» WORK INSTRUCTIONS
Give the lines as a JSON list of strings, one string per line and no blank lines, starting at the first line of the records and ending with the line that contains "wind-arrow [226, 284, 238, 286]", that line included.

» TASK INPUT
====

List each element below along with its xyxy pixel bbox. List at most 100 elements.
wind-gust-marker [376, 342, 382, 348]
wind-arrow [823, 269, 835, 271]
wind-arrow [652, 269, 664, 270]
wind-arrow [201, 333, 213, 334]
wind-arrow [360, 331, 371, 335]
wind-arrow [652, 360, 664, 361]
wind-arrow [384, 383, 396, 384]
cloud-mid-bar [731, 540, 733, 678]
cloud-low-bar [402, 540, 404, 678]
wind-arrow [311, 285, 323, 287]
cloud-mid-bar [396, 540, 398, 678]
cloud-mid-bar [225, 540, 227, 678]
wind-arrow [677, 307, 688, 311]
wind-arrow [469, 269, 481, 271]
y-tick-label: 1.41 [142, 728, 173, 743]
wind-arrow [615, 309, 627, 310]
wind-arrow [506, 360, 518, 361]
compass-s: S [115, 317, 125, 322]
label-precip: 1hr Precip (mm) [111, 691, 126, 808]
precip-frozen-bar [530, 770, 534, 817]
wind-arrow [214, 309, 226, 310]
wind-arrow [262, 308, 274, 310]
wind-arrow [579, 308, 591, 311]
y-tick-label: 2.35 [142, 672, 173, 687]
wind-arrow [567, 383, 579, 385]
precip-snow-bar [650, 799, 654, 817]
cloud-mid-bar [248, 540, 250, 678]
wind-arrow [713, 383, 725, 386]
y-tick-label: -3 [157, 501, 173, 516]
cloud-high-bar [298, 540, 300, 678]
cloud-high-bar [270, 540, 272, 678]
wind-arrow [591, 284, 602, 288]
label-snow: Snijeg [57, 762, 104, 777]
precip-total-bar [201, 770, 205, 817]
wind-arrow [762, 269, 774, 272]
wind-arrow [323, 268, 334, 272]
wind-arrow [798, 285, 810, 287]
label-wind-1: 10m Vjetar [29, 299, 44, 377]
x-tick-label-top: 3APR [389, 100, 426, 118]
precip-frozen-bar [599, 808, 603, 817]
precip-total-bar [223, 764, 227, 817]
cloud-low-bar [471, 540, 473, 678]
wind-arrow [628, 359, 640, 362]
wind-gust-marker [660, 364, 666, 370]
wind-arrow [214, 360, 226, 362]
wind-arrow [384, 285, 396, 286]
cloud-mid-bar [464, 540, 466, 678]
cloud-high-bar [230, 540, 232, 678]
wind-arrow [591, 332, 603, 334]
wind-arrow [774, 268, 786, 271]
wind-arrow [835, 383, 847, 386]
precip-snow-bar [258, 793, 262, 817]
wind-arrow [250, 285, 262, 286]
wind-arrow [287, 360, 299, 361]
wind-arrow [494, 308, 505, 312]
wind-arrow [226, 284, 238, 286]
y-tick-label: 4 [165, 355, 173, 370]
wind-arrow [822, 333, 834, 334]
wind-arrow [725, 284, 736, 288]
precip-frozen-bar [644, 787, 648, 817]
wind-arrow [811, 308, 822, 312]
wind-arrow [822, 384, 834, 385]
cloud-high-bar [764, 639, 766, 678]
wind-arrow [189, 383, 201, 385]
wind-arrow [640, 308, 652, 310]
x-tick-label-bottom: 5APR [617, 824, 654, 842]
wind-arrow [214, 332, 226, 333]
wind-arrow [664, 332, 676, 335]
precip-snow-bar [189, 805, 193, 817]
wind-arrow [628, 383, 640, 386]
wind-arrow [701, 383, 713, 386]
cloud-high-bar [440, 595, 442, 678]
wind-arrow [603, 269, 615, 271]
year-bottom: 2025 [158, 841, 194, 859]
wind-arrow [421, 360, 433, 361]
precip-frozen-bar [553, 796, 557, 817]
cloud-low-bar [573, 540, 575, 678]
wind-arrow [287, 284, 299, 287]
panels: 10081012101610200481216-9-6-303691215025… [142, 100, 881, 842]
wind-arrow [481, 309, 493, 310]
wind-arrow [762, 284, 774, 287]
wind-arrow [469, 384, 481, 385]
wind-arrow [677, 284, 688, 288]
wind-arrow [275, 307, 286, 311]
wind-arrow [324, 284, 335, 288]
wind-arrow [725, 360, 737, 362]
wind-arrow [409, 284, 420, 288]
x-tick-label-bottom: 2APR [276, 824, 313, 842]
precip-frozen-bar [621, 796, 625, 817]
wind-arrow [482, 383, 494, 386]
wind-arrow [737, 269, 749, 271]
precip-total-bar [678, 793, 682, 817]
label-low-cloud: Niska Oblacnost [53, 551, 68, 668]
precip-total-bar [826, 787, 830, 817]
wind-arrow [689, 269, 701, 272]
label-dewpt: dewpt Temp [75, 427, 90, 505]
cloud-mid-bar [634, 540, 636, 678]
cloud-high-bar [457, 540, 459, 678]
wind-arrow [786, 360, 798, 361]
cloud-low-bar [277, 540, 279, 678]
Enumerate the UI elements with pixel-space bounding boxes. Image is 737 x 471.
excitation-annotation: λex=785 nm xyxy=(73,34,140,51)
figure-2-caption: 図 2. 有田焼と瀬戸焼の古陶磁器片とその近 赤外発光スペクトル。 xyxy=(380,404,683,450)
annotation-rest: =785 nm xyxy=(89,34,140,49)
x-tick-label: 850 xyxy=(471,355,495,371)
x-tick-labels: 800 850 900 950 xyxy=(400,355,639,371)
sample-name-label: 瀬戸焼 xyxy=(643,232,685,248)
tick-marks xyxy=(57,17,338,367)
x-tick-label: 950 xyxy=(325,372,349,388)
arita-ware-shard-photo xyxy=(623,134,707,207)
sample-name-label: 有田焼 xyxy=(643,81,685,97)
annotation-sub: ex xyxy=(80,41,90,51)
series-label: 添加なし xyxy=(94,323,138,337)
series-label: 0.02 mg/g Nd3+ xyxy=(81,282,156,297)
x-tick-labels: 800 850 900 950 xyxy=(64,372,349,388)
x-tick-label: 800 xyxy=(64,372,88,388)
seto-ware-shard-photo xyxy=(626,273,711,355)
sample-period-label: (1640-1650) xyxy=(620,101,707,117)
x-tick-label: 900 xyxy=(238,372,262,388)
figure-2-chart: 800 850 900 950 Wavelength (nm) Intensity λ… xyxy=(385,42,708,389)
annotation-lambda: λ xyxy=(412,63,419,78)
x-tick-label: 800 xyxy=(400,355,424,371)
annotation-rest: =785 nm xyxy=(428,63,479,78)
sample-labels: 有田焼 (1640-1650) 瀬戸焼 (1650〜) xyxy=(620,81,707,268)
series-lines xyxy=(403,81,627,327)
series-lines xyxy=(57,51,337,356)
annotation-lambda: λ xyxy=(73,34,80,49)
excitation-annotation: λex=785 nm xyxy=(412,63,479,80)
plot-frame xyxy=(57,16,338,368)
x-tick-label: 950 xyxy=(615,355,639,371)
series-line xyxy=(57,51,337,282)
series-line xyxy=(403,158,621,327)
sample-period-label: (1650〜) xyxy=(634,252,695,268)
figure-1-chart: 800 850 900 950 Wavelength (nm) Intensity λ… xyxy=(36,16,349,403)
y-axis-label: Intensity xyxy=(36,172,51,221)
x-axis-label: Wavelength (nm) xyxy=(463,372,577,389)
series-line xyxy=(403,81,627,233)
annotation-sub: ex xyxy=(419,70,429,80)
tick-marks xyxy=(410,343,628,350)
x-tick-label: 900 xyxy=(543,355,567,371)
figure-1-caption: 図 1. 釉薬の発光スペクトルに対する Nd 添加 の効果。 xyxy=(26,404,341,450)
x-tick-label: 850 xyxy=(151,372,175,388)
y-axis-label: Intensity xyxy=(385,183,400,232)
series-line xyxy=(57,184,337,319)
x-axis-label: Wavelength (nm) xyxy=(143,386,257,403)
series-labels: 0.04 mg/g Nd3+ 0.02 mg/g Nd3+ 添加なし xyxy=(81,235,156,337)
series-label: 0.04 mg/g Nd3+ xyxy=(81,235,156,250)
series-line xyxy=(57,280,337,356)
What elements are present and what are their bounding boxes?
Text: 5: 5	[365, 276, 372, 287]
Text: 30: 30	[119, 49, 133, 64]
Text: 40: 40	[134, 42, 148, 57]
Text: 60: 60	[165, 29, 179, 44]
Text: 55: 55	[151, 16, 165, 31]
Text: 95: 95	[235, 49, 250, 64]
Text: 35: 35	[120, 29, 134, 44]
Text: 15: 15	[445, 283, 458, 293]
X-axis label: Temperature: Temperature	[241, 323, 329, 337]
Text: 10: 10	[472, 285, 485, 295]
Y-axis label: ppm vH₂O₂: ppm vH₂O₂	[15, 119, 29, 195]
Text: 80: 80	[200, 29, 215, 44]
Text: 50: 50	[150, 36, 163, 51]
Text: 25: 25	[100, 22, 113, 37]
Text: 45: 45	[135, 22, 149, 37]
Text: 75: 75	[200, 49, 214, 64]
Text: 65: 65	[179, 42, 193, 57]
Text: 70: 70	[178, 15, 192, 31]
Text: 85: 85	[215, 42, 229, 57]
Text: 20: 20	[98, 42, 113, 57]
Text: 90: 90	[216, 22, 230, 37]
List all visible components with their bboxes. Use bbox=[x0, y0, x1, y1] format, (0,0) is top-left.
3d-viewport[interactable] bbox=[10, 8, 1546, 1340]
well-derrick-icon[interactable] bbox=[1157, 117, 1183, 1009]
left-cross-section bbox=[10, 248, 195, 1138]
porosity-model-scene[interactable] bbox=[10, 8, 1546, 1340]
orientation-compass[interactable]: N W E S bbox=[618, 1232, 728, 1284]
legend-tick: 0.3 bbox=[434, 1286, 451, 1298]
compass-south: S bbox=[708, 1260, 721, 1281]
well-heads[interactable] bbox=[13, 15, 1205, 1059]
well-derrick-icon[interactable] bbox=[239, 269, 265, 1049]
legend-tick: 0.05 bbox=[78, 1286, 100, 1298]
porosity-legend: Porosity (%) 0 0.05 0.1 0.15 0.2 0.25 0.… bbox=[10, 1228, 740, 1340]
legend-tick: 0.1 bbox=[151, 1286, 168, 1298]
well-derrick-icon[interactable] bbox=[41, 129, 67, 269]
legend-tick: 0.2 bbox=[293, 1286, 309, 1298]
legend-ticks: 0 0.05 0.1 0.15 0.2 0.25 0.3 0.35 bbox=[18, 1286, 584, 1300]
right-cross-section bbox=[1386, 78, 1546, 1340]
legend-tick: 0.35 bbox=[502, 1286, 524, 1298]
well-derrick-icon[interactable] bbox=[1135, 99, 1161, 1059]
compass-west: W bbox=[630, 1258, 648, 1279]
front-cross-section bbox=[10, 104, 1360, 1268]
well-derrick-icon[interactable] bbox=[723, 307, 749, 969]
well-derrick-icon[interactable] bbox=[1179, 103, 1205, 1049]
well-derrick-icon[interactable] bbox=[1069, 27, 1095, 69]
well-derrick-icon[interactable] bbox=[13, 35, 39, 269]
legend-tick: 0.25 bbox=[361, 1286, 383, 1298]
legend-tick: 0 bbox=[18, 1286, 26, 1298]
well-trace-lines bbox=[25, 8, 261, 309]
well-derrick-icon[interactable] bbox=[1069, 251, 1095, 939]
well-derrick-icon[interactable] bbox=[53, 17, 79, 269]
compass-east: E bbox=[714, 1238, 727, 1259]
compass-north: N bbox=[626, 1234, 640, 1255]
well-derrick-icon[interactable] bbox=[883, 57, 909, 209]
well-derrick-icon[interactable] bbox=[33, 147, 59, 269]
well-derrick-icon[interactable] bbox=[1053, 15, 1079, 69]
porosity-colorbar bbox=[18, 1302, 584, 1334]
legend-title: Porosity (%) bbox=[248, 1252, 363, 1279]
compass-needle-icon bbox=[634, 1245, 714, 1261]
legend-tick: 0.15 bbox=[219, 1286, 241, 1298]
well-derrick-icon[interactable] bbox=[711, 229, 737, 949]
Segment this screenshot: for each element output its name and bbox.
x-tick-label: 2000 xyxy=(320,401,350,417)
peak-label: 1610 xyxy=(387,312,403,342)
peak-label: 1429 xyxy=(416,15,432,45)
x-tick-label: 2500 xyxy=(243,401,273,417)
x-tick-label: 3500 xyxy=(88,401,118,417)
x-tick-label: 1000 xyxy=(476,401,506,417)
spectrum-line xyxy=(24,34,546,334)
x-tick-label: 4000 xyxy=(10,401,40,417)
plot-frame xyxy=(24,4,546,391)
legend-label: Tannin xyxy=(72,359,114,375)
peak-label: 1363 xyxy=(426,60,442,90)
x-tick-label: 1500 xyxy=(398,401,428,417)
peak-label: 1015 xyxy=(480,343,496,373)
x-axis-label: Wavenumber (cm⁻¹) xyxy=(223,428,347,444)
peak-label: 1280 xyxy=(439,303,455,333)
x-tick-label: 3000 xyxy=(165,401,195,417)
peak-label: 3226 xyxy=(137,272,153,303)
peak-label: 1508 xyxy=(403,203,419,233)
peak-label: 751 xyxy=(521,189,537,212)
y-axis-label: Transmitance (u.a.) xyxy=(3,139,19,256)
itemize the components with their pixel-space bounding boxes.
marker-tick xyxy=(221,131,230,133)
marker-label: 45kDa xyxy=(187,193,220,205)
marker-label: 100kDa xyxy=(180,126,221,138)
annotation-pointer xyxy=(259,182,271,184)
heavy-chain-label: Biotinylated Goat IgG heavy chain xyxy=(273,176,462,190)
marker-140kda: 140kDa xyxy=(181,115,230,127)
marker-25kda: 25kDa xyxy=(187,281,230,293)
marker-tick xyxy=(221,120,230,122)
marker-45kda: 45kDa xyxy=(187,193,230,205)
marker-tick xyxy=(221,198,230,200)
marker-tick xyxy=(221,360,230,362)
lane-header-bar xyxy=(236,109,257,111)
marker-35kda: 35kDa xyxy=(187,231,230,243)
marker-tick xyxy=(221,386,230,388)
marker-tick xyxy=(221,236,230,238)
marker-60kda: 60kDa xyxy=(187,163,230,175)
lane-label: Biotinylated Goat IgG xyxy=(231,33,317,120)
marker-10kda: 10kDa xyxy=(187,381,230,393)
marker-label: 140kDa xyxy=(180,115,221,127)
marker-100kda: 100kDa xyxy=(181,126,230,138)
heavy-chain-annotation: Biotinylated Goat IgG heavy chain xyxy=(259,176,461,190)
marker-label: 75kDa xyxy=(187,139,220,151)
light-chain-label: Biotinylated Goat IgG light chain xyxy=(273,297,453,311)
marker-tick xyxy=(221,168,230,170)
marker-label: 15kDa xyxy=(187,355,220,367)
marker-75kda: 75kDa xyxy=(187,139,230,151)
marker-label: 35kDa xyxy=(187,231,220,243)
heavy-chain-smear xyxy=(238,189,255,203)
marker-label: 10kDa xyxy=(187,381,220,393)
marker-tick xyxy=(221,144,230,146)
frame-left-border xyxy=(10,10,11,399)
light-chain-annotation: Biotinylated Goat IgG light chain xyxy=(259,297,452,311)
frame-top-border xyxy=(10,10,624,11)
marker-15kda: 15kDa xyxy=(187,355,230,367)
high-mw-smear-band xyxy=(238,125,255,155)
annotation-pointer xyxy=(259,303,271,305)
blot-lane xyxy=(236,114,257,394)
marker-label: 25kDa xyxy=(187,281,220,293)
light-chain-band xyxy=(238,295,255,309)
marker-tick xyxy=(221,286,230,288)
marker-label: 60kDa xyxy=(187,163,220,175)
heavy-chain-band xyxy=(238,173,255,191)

====

» ANSWER TO THIS EXERCISE
[
  "List each element below along with its xyxy pixel bbox. List at most 100 elements.",
  "wind-gust-marker [376, 342, 382, 348]",
  "wind-arrow [823, 269, 835, 271]",
  "wind-arrow [652, 269, 664, 270]",
  "wind-arrow [201, 333, 213, 334]",
  "wind-arrow [360, 331, 371, 335]",
  "wind-arrow [652, 360, 664, 361]",
  "wind-arrow [384, 383, 396, 384]",
  "cloud-mid-bar [731, 540, 733, 678]",
  "cloud-low-bar [402, 540, 404, 678]",
  "wind-arrow [311, 285, 323, 287]",
  "cloud-mid-bar [396, 540, 398, 678]",
  "cloud-mid-bar [225, 540, 227, 678]",
  "wind-arrow [677, 307, 688, 311]",
  "wind-arrow [469, 269, 481, 271]",
  "y-tick-label: 1.41 [142, 728, 173, 743]",
  "wind-arrow [615, 309, 627, 310]",
  "wind-arrow [506, 360, 518, 361]",
  "compass-s: S [115, 317, 125, 322]",
  "label-precip: 1hr Precip (mm) [111, 691, 126, 808]",
  "precip-frozen-bar [530, 770, 534, 817]",
  "wind-arrow [214, 309, 226, 310]",
  "wind-arrow [262, 308, 274, 310]",
  "wind-arrow [579, 308, 591, 311]",
  "y-tick-label: 2.35 [142, 672, 173, 687]",
  "wind-arrow [567, 383, 579, 385]",
  "precip-snow-bar [650, 799, 654, 817]",
  "cloud-mid-bar [248, 540, 250, 678]",
  "wind-arrow [713, 383, 725, 386]",
  "y-tick-label: -3 [157, 501, 173, 516]",
  "cloud-high-bar [298, 540, 300, 678]",
  "cloud-high-bar [270, 540, 272, 678]",
  "wind-arrow [591, 284, 602, 288]",
  "label-snow: Snijeg [57, 762, 104, 777]",
  "precip-total-bar [201, 770, 205, 817]",
  "wind-arrow [762, 269, 774, 272]",
  "wind-arrow [323, 268, 334, 272]",
  "wind-arrow [798, 285, 810, 287]",
  "label-wind-1: 10m Vjetar [29, 299, 44, 377]",
  "x-tick-label-top: 3APR [389, 100, 426, 118]",
  "precip-frozen-bar [599, 808, 603, 817]",
  "precip-total-bar [223, 764, 227, 817]",
  "cloud-low-bar [471, 540, 473, 678]",
  "wind-arrow [628, 359, 640, 362]",
  "wind-gust-marker [660, 364, 666, 370]",
  "wind-arrow [214, 360, 226, 362]",
  "wind-arrow [384, 285, 396, 286]",
  "cloud-mid-bar [464, 540, 466, 678]",
  "cloud-high-bar [230, 540, 232, 678]",
  "wind-arrow [591, 332, 603, 334]",
  "wind-arrow [774, 268, 786, 271]",
  "wind-arrow [835, 383, 847, 386]",
  "precip-snow-bar [258, 793, 262, 817]",
  "wind-arrow [250, 285, 262, 286]",
  "wind-arrow [287, 360, 299, 361]",
  "wind-arrow [494, 308, 505, 312]",
  "wind-arrow [226, 284, 238, 286]"
]